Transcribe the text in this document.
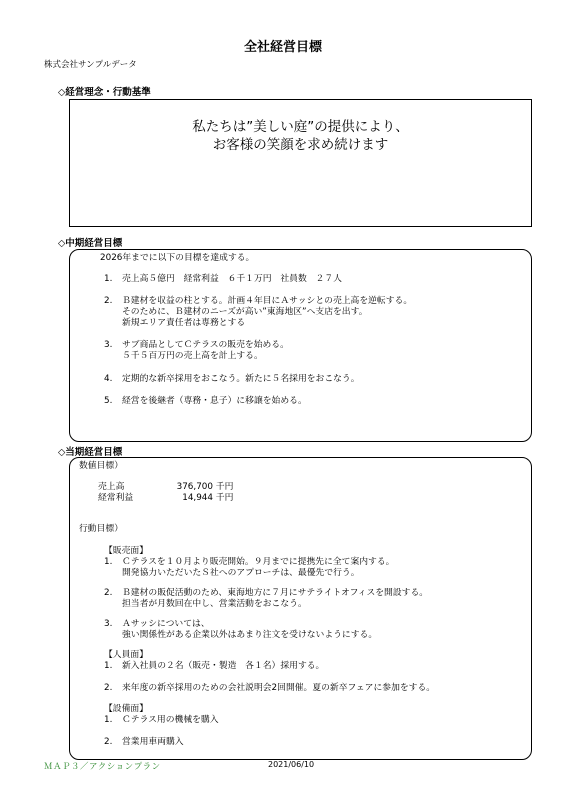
全社経営目標
株式会社サンプルデータ
◇経営理念・行動基準
私たちは”美しい庭”の提供により、
お客様の笑顔を求め続けます
◇中期経営目標
2026年までに以下の目標を達成する。
1. 売上高５億円　経常利益　６千１万円　社員数　２７人
2. Ｂ建材を収益の柱とする。計画４年目にＡサッシとの売上高を逆転する。
そのために、Ｂ建材のニーズが高い”東海地区”へ支店を出す。
新規エリア責任者は専務とする
3. サブ商品としてＣテラスの販売を始める。
５千５百万円の売上高を計上する。
4. 定期的な新卒採用をおこなう。新たに５名採用をおこなう。
5. 経営を後継者（専務・息子）に移譲を始める。
◇当期経営目標
数値目標）
売上高	376,700 千円
経常利益	14,944 千円
行動目標）
【販売面】
1. Ｃテラスを１０月より販売開始。９月までに提携先に全て案内する。
開発協力いただいたＳ社へのアプローチは、最優先で行う。
2. Ｂ建材の販促活動のため、東海地方に７月にサテライトオフィスを開設する。
担当者が月数回在中し、営業活動をおこなう。
3. Ａサッシについては、
強い関係性がある企業以外はあまり注文を受けないようにする。
【人員面】
1. 新入社員の２名（販売・製造　各１名）採用する。
2. 来年度の新卒採用のための会社説明会2回開催。夏の新卒フェアに参加をする。
【設備面】
1. Ｃテラス用の機械を購入
2. 営業用車両購入
ＭＡＰ３／アクションプラン	2021/06/10
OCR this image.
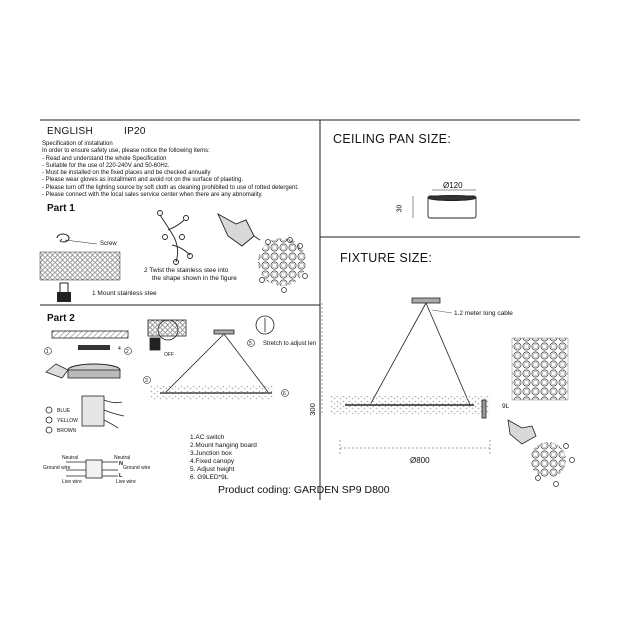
ENGLISH	IP20
Specification of installation
In order to ensure safety use, please notice the following items:
- Read and understand the whole Specification
- Suitable for the use of 220-240V and 50-60Hz.
- Must be installed on the fixed places and be checked annually
- Please wear gloves as installment and avoid rot on the surface of plaeting.
- Please turn off the lighting source by soft cloth as cleaning prohibited to use of rotted detergent.
- Please connect with the local sales service center when there are any abnomality.
Part 1
Screw
1 Mount stainless stee
2 Twist the stainless stee into
the shape shown in the figure
Part 2
OFF
Stretch to adjust len
BLUE
YELLOW
BROWN
Neutral	Neutral
Ground wire	Ground wire
Live wire	Live wire
N
L
1.AC switch
2.Mount hanging board
3.Junction box
4.Fixed canopy
5. Adjust height
6. G9LED*9L
Product coding: GARDEN SP9 D800
CEILING PAN SIZE:
Ø120
30
FIXTURE SIZE:
1.2 meter long cable
300
Ø800
9L
1	2
3
4
5
6
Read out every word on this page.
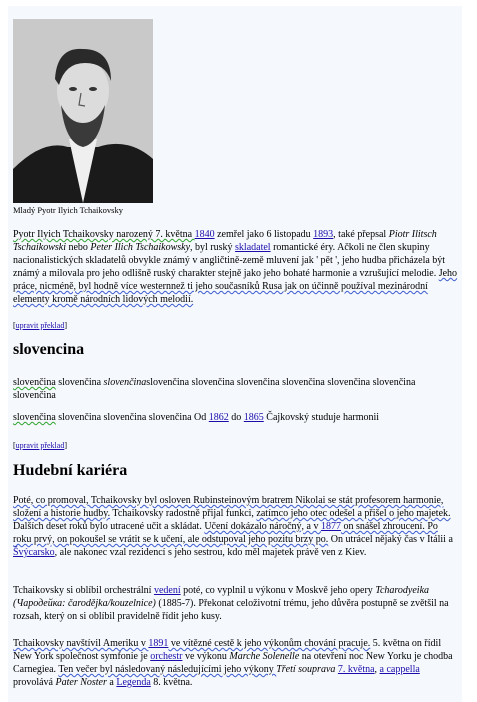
Mladý Pyotr Ilyich Tchaikovsky

Pyotr Ilyich Tchaikovsky narozený 7. května 1840 zemřel jako 6 listopadu 1893, také přepsal Piotr Ilitsch Tschaikowski nebo Peter Ilich Tschaikowsky, byl ruský skladatel romantické éry. Ačkoli ne člen skupiny nacionalistických skladatelů obvykle známý v angličtině-země mluvení jak ' pět ', jeho hudba přicházela být známý a milovala pro jeho odlišně ruský charakter stejně jako jeho bohaté harmonie a vzrušující melodie. Jeho práce, nicméně, byl hodně více westernnež ti jeho současníků Rusa jak on účinně používal mezinárodní elementy kromě národních lidových melodií.

[upravit překlad]
slovencina

slovenčina slovenčina slovenčinaslovenčina slovenčina slovenčina slovenčina slovenčina slovenčina slovenčina

slovenčina slovenčina slovenčina slovenčina Od 1862 do 1865 Čajkovský studuje harmonii

[upravit překlad]
Hudební kariéra

Poté, co promoval, Tchaikovsky byl osloven Rubinsteinovým bratrem Nikolai se stát profesorem harmonie, složení a historie hudby. Tchaikovsky radostně přijal funkci, zatímco jeho otec odešel a přišel o jeho majetek. Dalších deset roků bylo utracené učit a skládat. Učení dokázalo náročný, a v 1877 on snášel zhroucení. Po roku prvý, on pokoušel se vrátit se k učení, ale odstupoval jeho pozitu brzy po. On utrácel nějaký čas v Itálii a Švýcarsko, ale nakonec vzal rezidencí s jeho sestrou, kdo měl majetek právě ven z Kiev.

Tchaikovsky si oblíbil orchestrální vedení poté, co vyplnil u výkonu v Moskvě jeho opery Tcharodyeika (Чародейка: čarodějka/kouzelnice) (1885-7). Překonat celoživotní trému, jeho důvěra postupně se zvětšil na rozsah, který on si oblíbil pravidelně řídit jeho kusy.

Tchaikovsky navštívil Ameriku v 1891 ve vítězné cestě k jeho výkonům chování pracuje. 5. května on řídil New York společnost symfonie je orchestr ve výkonu Marche Solenelle na otevření noc New Yorku je chodba Carnegiea. Ten večer byl následovaný následujícími jeho výkony Třetí souprava 7. května, a cappella provolává Pater Noster a Legenda 8. května.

[The task]:
Only lines with "Mount" are wanted here; list each of them.

[Response to the task]:
1 Mount stainless stee
2.Mount hanging board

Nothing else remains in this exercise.